What you have to do ->
Transcribe the listing below word for word.

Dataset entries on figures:
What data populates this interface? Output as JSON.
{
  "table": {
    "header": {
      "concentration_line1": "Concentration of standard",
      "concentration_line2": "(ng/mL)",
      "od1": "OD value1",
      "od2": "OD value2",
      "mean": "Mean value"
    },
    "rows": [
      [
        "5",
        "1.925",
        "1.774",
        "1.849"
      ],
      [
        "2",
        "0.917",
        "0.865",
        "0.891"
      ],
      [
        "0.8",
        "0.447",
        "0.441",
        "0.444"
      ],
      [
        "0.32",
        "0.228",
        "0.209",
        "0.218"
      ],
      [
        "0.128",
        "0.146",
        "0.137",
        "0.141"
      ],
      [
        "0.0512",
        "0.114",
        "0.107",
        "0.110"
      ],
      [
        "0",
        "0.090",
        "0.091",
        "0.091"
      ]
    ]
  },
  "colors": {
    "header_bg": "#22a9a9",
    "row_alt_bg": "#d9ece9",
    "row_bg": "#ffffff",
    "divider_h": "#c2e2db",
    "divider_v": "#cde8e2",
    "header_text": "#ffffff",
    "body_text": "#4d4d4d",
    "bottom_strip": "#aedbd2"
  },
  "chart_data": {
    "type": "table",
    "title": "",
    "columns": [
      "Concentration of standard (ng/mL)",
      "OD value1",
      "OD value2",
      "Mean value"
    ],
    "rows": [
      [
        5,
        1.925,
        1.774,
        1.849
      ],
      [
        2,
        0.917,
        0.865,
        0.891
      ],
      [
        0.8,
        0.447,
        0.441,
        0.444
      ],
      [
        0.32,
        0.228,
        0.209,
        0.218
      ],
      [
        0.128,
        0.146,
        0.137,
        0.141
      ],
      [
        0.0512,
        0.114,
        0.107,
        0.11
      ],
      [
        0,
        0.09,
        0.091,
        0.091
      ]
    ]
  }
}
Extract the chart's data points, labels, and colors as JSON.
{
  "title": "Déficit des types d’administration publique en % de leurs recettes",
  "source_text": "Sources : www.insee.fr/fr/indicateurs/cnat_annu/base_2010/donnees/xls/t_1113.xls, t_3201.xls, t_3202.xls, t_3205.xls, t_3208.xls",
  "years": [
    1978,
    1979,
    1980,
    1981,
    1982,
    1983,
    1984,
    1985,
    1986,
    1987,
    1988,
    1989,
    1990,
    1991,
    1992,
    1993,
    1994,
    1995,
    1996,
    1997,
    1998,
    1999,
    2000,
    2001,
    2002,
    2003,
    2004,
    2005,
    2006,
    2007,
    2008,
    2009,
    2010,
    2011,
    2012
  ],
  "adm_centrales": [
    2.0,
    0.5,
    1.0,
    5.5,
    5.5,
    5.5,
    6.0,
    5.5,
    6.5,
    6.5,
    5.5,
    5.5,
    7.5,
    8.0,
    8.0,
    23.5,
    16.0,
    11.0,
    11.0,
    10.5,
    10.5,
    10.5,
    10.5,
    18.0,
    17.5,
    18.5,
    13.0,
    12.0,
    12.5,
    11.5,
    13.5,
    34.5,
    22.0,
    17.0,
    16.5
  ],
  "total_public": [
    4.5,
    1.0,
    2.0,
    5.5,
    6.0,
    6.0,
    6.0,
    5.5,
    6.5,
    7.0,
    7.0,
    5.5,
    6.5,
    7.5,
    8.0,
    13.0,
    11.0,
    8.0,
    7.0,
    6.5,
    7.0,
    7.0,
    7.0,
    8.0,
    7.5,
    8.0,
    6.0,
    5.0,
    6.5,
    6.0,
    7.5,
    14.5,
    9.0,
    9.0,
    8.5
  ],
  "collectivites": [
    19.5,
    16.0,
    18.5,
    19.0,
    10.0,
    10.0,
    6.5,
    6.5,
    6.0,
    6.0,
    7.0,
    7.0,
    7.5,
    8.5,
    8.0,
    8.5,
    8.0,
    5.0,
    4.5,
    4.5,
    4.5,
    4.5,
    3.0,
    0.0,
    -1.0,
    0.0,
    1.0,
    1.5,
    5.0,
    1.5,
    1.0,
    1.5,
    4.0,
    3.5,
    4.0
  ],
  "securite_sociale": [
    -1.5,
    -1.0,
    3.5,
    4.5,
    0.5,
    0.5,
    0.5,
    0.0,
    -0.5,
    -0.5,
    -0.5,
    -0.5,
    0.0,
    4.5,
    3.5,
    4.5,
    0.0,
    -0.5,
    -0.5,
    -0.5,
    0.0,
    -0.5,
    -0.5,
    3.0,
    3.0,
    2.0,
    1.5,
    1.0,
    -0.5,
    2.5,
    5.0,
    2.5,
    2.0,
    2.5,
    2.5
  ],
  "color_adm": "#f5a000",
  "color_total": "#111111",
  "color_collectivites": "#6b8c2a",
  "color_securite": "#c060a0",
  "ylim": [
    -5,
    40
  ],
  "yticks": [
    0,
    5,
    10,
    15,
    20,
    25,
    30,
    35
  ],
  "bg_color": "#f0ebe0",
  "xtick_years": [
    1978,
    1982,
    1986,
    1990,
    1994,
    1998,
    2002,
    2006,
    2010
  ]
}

Solution for this problem ->
What data populates this interface? Output as JSON.
{
  "table": {
    "header": {
      "concentration_line1": "Concentration of standard",
      "concentration_line2": "(ng/mL)",
      "od1": "OD value1",
      "od2": "OD value2",
      "mean": "Mean value"
    },
    "rows": [
      [
        "5",
        "1.925",
        "1.774",
        "1.849"
      ],
      [
        "2",
        "0.917",
        "0.865",
        "0.891"
      ],
      [
        "0.8",
        "0.447",
        "0.441",
        "0.444"
      ],
      [
        "0.32",
        "0.228",
        "0.209",
        "0.218"
      ],
      [
        "0.128",
        "0.146",
        "0.137",
        "0.141"
      ],
      [
        "0.0512",
        "0.114",
        "0.107",
        "0.110"
      ],
      [
        "0",
        "0.090",
        "0.091",
        "0.091"
      ]
    ]
  },
  "colors": {
    "header_bg": "#22a9a9",
    "row_alt_bg": "#d9ece9",
    "row_bg": "#ffffff",
    "divider_h": "#c2e2db",
    "divider_v": "#cde8e2",
    "header_text": "#ffffff",
    "body_text": "#4d4d4d",
    "bottom_strip": "#aedbd2"
  },
  "chart_data": {
    "type": "table",
    "title": "",
    "columns": [
      "Concentration of standard (ng/mL)",
      "OD value1",
      "OD value2",
      "Mean value"
    ],
    "rows": [
      [
        5,
        1.925,
        1.774,
        1.849
      ],
      [
        2,
        0.917,
        0.865,
        0.891
      ],
      [
        0.8,
        0.447,
        0.441,
        0.444
      ],
      [
        0.32,
        0.228,
        0.209,
        0.218
      ],
      [
        0.128,
        0.146,
        0.137,
        0.141
      ],
      [
        0.0512,
        0.114,
        0.107,
        0.11
      ],
      [
        0,
        0.09,
        0.091,
        0.091
      ]
    ]
  }
}
Extract the chart's data points, labels, and colors as JSON.
{
  "title": "Déficit des types d’administration publique en % de leurs recettes",
  "source_text": "Sources : www.insee.fr/fr/indicateurs/cnat_annu/base_2010/donnees/xls/t_1113.xls, t_3201.xls, t_3202.xls, t_3205.xls, t_3208.xls",
  "years": [
    1978,
    1979,
    1980,
    1981,
    1982,
    1983,
    1984,
    1985,
    1986,
    1987,
    1988,
    1989,
    1990,
    1991,
    1992,
    1993,
    1994,
    1995,
    1996,
    1997,
    1998,
    1999,
    2000,
    2001,
    2002,
    2003,
    2004,
    2005,
    2006,
    2007,
    2008,
    2009,
    2010,
    2011,
    2012
  ],
  "adm_centrales": [
    2.0,
    0.5,
    1.0,
    5.5,
    5.5,
    5.5,
    6.0,
    5.5,
    6.5,
    6.5,
    5.5,
    5.5,
    7.5,
    8.0,
    8.0,
    23.5,
    16.0,
    11.0,
    11.0,
    10.5,
    10.5,
    10.5,
    10.5,
    18.0,
    17.5,
    18.5,
    13.0,
    12.0,
    12.5,
    11.5,
    13.5,
    34.5,
    22.0,
    17.0,
    16.5
  ],
  "total_public": [
    4.5,
    1.0,
    2.0,
    5.5,
    6.0,
    6.0,
    6.0,
    5.5,
    6.5,
    7.0,
    7.0,
    5.5,
    6.5,
    7.5,
    8.0,
    13.0,
    11.0,
    8.0,
    7.0,
    6.5,
    7.0,
    7.0,
    7.0,
    8.0,
    7.5,
    8.0,
    6.0,
    5.0,
    6.5,
    6.0,
    7.5,
    14.5,
    9.0,
    9.0,
    8.5
  ],
  "collectivites": [
    19.5,
    16.0,
    18.5,
    19.0,
    10.0,
    10.0,
    6.5,
    6.5,
    6.0,
    6.0,
    7.0,
    7.0,
    7.5,
    8.5,
    8.0,
    8.5,
    8.0,
    5.0,
    4.5,
    4.5,
    4.5,
    4.5,
    3.0,
    0.0,
    -1.0,
    0.0,
    1.0,
    1.5,
    5.0,
    1.5,
    1.0,
    1.5,
    4.0,
    3.5,
    4.0
  ],
  "securite_sociale": [
    -1.5,
    -1.0,
    3.5,
    4.5,
    0.5,
    0.5,
    0.5,
    0.0,
    -0.5,
    -0.5,
    -0.5,
    -0.5,
    0.0,
    4.5,
    3.5,
    4.5,
    0.0,
    -0.5,
    -0.5,
    -0.5,
    0.0,
    -0.5,
    -0.5,
    3.0,
    3.0,
    2.0,
    1.5,
    1.0,
    -0.5,
    2.5,
    5.0,
    2.5,
    2.0,
    2.5,
    2.5
  ],
  "color_adm": "#f5a000",
  "color_total": "#111111",
  "color_collectivites": "#6b8c2a",
  "color_securite": "#c060a0",
  "ylim": [
    -5,
    40
  ],
  "yticks": [
    0,
    5,
    10,
    15,
    20,
    25,
    30,
    35
  ],
  "bg_color": "#f0ebe0",
  "xtick_years": [
    1978,
    1982,
    1986,
    1990,
    1994,
    1998,
    2002,
    2006,
    2010
  ]
}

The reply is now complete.